Extracted data entries
'''

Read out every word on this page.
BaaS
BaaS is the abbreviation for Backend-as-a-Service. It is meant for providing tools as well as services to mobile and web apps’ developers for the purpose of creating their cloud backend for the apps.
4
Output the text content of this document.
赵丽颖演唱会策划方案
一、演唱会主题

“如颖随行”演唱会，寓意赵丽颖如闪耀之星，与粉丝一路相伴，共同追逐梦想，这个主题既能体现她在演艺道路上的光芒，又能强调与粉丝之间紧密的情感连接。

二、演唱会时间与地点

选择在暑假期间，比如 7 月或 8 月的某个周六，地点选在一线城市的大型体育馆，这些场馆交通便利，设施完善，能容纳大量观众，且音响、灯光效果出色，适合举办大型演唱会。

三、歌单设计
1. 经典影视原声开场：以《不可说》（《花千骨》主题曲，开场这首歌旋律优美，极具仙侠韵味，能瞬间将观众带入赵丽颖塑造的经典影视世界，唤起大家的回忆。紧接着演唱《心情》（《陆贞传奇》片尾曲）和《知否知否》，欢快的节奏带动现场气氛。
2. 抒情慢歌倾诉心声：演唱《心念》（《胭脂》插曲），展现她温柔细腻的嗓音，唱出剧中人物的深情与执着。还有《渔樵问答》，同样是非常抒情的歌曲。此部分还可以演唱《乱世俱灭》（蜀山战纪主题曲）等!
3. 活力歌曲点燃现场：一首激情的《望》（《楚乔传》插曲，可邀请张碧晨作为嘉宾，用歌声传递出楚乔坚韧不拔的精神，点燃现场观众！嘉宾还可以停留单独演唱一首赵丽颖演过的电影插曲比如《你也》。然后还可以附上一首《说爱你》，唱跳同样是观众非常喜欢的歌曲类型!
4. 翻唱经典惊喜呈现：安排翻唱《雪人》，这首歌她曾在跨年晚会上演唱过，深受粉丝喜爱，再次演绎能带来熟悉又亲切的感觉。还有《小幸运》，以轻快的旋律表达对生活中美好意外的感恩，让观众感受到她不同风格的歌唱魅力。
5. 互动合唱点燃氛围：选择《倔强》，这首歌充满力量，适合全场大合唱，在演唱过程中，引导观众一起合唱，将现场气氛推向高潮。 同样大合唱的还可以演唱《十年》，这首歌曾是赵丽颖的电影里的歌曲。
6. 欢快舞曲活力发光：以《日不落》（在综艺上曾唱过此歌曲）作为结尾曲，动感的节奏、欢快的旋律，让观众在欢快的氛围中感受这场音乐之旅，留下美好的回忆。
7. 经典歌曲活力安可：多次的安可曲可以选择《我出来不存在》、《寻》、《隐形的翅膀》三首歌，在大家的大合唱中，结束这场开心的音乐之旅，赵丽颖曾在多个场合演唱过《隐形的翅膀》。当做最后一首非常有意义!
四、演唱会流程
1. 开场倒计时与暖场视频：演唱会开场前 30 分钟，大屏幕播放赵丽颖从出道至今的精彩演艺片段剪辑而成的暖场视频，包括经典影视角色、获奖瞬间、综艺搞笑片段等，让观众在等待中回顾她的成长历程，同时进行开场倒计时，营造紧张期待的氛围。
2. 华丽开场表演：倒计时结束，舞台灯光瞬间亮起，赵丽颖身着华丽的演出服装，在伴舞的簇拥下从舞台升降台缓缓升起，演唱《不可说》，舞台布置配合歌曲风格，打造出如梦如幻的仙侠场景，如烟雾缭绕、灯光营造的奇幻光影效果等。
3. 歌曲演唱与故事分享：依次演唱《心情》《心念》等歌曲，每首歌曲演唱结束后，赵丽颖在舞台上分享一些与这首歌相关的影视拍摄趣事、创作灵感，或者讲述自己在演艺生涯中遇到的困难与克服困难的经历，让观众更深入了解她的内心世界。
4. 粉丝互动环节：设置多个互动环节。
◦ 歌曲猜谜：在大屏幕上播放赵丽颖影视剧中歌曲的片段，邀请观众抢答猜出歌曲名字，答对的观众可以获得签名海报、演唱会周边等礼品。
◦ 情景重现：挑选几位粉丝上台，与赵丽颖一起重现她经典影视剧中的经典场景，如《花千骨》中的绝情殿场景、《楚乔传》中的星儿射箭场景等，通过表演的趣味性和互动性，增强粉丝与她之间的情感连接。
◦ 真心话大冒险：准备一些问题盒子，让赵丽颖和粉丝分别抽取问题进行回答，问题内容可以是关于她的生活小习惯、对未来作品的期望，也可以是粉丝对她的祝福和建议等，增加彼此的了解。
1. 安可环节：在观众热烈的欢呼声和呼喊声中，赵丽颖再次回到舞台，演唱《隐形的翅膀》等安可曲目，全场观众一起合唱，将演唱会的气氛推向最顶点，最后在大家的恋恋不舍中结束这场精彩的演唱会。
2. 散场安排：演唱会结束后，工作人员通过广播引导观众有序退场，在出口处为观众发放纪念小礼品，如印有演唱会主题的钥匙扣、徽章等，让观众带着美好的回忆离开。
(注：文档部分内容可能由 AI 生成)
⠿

'''

GOAL
Please reproduce each line exactly as written.

OUTPUT FOR THIS EXERCISE
Read out every word on this page.
BaaS
BaaS is the abbreviation for Backend-as-a-Service. It is meant for providing tools as well as services to mobile and web apps’ developers for the purpose of creating their cloud backend for the apps.
4
Output the text content of this document.
赵丽颖演唱会策划方案
一、演唱会主题

“如颖随行”演唱会，寓意赵丽颖如闪耀之星，与粉丝一路相伴，共同追逐梦想，这个主题既能体现她在演艺道路上的光芒，又能强调与粉丝之间紧密的情感连接。

二、演唱会时间与地点

选择在暑假期间，比如 7 月或 8 月的某个周六，地点选在一线城市的大型体育馆，这些场馆交通便利，设施完善，能容纳大量观众，且音响、灯光效果出色，适合举办大型演唱会。

三、歌单设计
1. 经典影视原声开场：以《不可说》（《花千骨》主题曲，开场这首歌旋律优美，极具仙侠韵味，能瞬间将观众带入赵丽颖塑造的经典影视世界，唤起大家的回忆。紧接着演唱《心情》（《陆贞传奇》片尾曲）和《知否知否》，欢快的节奏带动现场气氛。
2. 抒情慢歌倾诉心声：演唱《心念》（《胭脂》插曲），展现她温柔细腻的嗓音，唱出剧中人物的深情与执着。还有《渔樵问答》，同样是非常抒情的歌曲。此部分还可以演唱《乱世俱灭》（蜀山战纪主题曲）等!
3. 活力歌曲点燃现场：一首激情的《望》（《楚乔传》插曲，可邀请张碧晨作为嘉宾，用歌声传递出楚乔坚韧不拔的精神，点燃现场观众！嘉宾还可以停留单独演唱一首赵丽颖演过的电影插曲比如《你也》。然后还可以附上一首《说爱你》，唱跳同样是观众非常喜欢的歌曲类型!
4. 翻唱经典惊喜呈现：安排翻唱《雪人》，这首歌她曾在跨年晚会上演唱过，深受粉丝喜爱，再次演绎能带来熟悉又亲切的感觉。还有《小幸运》，以轻快的旋律表达对生活中美好意外的感恩，让观众感受到她不同风格的歌唱魅力。
5. 互动合唱点燃氛围：选择《倔强》，这首歌充满力量，适合全场大合唱，在演唱过程中，引导观众一起合唱，将现场气氛推向高潮。 同样大合唱的还可以演唱《十年》，这首歌曾是赵丽颖的电影里的歌曲。
6. 欢快舞曲活力发光：以《日不落》（在综艺上曾唱过此歌曲）作为结尾曲，动感的节奏、欢快的旋律，让观众在欢快的氛围中感受这场音乐之旅，留下美好的回忆。
7. 经典歌曲活力安可：多次的安可曲可以选择《我出来不存在》、《寻》、《隐形的翅膀》三首歌，在大家的大合唱中，结束这场开心的音乐之旅，赵丽颖曾在多个场合演唱过《隐形的翅膀》。当做最后一首非常有意义!
四、演唱会流程
1. 开场倒计时与暖场视频：演唱会开场前 30 分钟，大屏幕播放赵丽颖从出道至今的精彩演艺片段剪辑而成的暖场视频，包括经典影视角色、获奖瞬间、综艺搞笑片段等，让观众在等待中回顾她的成长历程，同时进行开场倒计时，营造紧张期待的氛围。
2. 华丽开场表演：倒计时结束，舞台灯光瞬间亮起，赵丽颖身着华丽的演出服装，在伴舞的簇拥下从舞台升降台缓缓升起，演唱《不可说》，舞台布置配合歌曲风格，打造出如梦如幻的仙侠场景，如烟雾缭绕、灯光营造的奇幻光影效果等。
3. 歌曲演唱与故事分享：依次演唱《心情》《心念》等歌曲，每首歌曲演唱结束后，赵丽颖在舞台上分享一些与这首歌相关的影视拍摄趣事、创作灵感，或者讲述自己在演艺生涯中遇到的困难与克服困难的经历，让观众更深入了解她的内心世界。
4. 粉丝互动环节：设置多个互动环节。
◦ 歌曲猜谜：在大屏幕上播放赵丽颖影视剧中歌曲的片段，邀请观众抢答猜出歌曲名字，答对的观众可以获得签名海报、演唱会周边等礼品。
◦ 情景重现：挑选几位粉丝上台，与赵丽颖一起重现她经典影视剧中的经典场景，如《花千骨》中的绝情殿场景、《楚乔传》中的星儿射箭场景等，通过表演的趣味性和互动性，增强粉丝与她之间的情感连接。
◦ 真心话大冒险：准备一些问题盒子，让赵丽颖和粉丝分别抽取问题进行回答，问题内容可以是关于她的生活小习惯、对未来作品的期望，也可以是粉丝对她的祝福和建议等，增加彼此的了解。
1. 安可环节：在观众热烈的欢呼声和呼喊声中，赵丽颖再次回到舞台，演唱《隐形的翅膀》等安可曲目，全场观众一起合唱，将演唱会的气氛推向最顶点，最后在大家的恋恋不舍中结束这场精彩的演唱会。
2. 散场安排：演唱会结束后，工作人员通过广播引导观众有序退场，在出口处为观众发放纪念小礼品，如印有演唱会主题的钥匙扣、徽章等，让观众带着美好的回忆离开。
(注：文档部分内容可能由 AI 生成)
⠿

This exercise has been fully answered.